▼
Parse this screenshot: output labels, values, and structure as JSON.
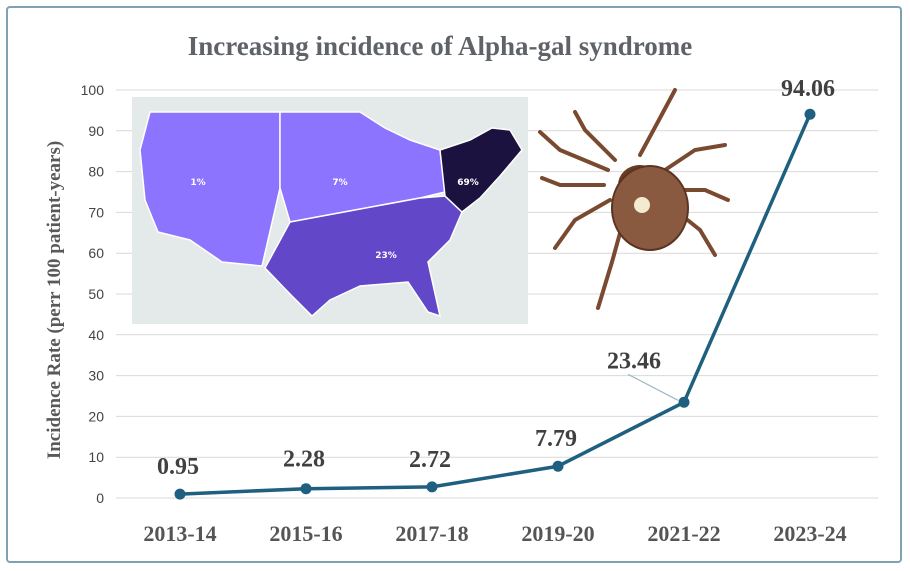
{
  "chart_data": {
    "type": "line",
    "title": "Increasing incidence of Alpha-gal syndrome",
    "ylabel": "Incidence Rate (perr 100 patient-years)",
    "xlabel": "",
    "categories": [
      "2013-14",
      "2015-16",
      "2017-18",
      "2019-20",
      "2021-22",
      "2023-24"
    ],
    "series": [
      {
        "values": [
          0.95,
          2.28,
          2.72,
          7.79,
          23.46,
          94.06
        ],
        "color": "#1f5f7f"
      }
    ],
    "data_labels": [
      "0.95",
      "2.28",
      "2.72",
      "7.79",
      "23.46",
      "94.06"
    ],
    "ylim": [
      0,
      100
    ],
    "yticks": [
      0,
      10,
      20,
      30,
      40,
      50,
      60,
      70,
      80,
      90,
      100
    ],
    "grid": true,
    "legend": "none"
  },
  "inset_map": {
    "regions": [
      {
        "label": "1%",
        "color": "#8c74ff"
      },
      {
        "label": "7%",
        "color": "#8c74ff"
      },
      {
        "label": "23%",
        "color": "#6247c8"
      },
      {
        "label": "69%",
        "color": "#1c1240"
      }
    ]
  },
  "illustration": "tick-image"
}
▲
Except for the pictures, give all the material above again verbatim.

Parse this screenshot: output labels, values, and structure as JSON.
{
  "chart_data": {
    "type": "line",
    "title": "Increasing incidence of Alpha-gal syndrome",
    "ylabel": "Incidence Rate (perr 100 patient-years)",
    "xlabel": "",
    "categories": [
      "2013-14",
      "2015-16",
      "2017-18",
      "2019-20",
      "2021-22",
      "2023-24"
    ],
    "series": [
      {
        "values": [
          0.95,
          2.28,
          2.72,
          7.79,
          23.46,
          94.06
        ],
        "color": "#1f5f7f"
      }
    ],
    "data_labels": [
      "0.95",
      "2.28",
      "2.72",
      "7.79",
      "23.46",
      "94.06"
    ],
    "ylim": [
      0,
      100
    ],
    "yticks": [
      0,
      10,
      20,
      30,
      40,
      50,
      60,
      70,
      80,
      90,
      100
    ],
    "grid": true,
    "legend": "none"
  },
  "inset_map": {
    "regions": [
      {
        "label": "1%",
        "color": "#8c74ff"
      },
      {
        "label": "7%",
        "color": "#8c74ff"
      },
      {
        "label": "23%",
        "color": "#6247c8"
      },
      {
        "label": "69%",
        "color": "#1c1240"
      }
    ]
  },
  "illustration": "tick-image"
}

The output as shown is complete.